WORK TO COMPLETE
Below are the entries; count the lines in them that contain the word "Codebook" and give only the number.

ROWS

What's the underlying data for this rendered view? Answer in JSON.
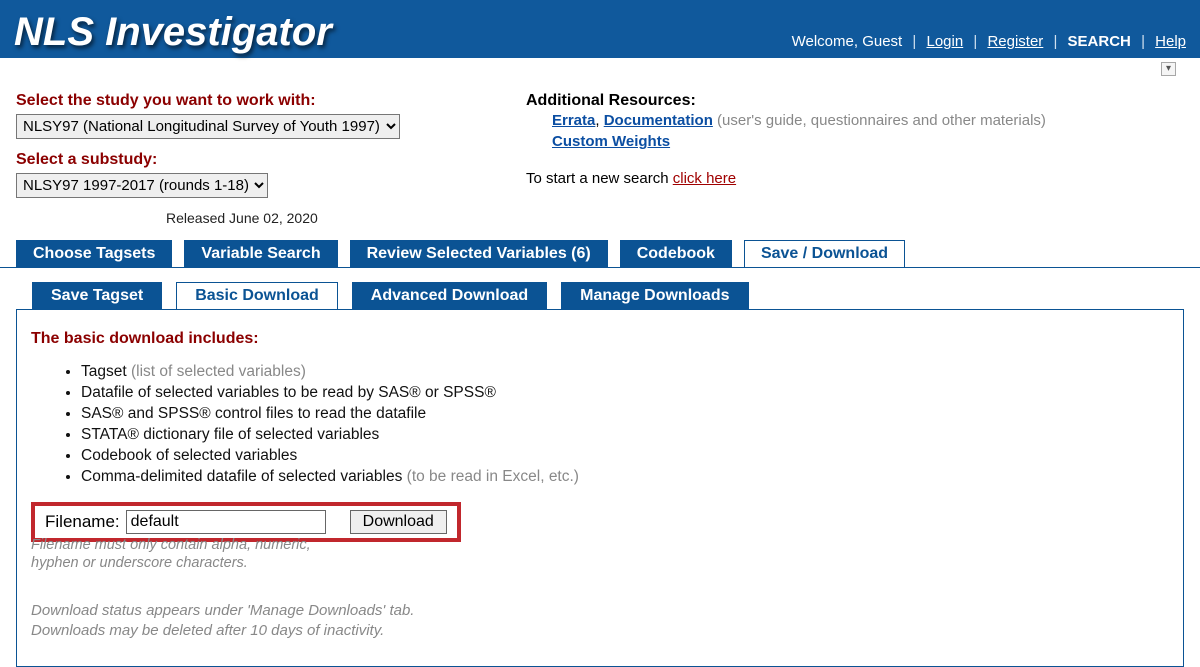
{
  "header": {
    "title": "NLS Investigator",
    "welcome": "Welcome, Guest",
    "links": {
      "login": "Login",
      "register": "Register",
      "search": "SEARCH",
      "help": "Help"
    }
  },
  "study": {
    "label": "Select the study you want to work with:",
    "value": "NLSY97 (National Longitudinal Survey of Youth 1997)"
  },
  "substudy": {
    "label": "Select a substudy:",
    "value": "NLSY97 1997-2017 (rounds 1-18)",
    "released": "Released June 02, 2020"
  },
  "resources": {
    "heading": "Additional Resources:",
    "errata": "Errata",
    "documentation": "Documentation",
    "doc_note": "(user's guide, questionnaires and other materials)",
    "custom_weights": "Custom Weights",
    "start_prefix": "To start a new search ",
    "start_link": "click here"
  },
  "tabs_primary": [
    "Choose Tagsets",
    "Variable Search",
    "Review Selected Variables (6)",
    "Codebook",
    "Save / Download"
  ],
  "tabs_secondary": [
    "Save Tagset",
    "Basic Download",
    "Advanced Download",
    "Manage Downloads"
  ],
  "content": {
    "title": "The basic download includes:",
    "items": [
      {
        "text": "Tagset ",
        "muted": "(list of selected variables)"
      },
      {
        "text": "Datafile of selected variables to be read by SAS® or SPSS®"
      },
      {
        "text": "SAS® and SPSS® control files to read the datafile"
      },
      {
        "text": "STATA® dictionary file of selected variables"
      },
      {
        "text": "Codebook of selected variables"
      },
      {
        "text": "Comma-delimited datafile of selected variables ",
        "muted": "(to be read in Excel, etc.)"
      }
    ],
    "filename_label": "Filename:",
    "filename_value": "default",
    "download_label": "Download",
    "filename_hint1": "Filename must only contain alpha, numeric,",
    "filename_hint2": "hyphen or underscore characters.",
    "note1": "Download status appears under 'Manage Downloads' tab.",
    "note2": "Downloads may be deleted after 10 days of inactivity."
  }
}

FINISHED EXERCISE
2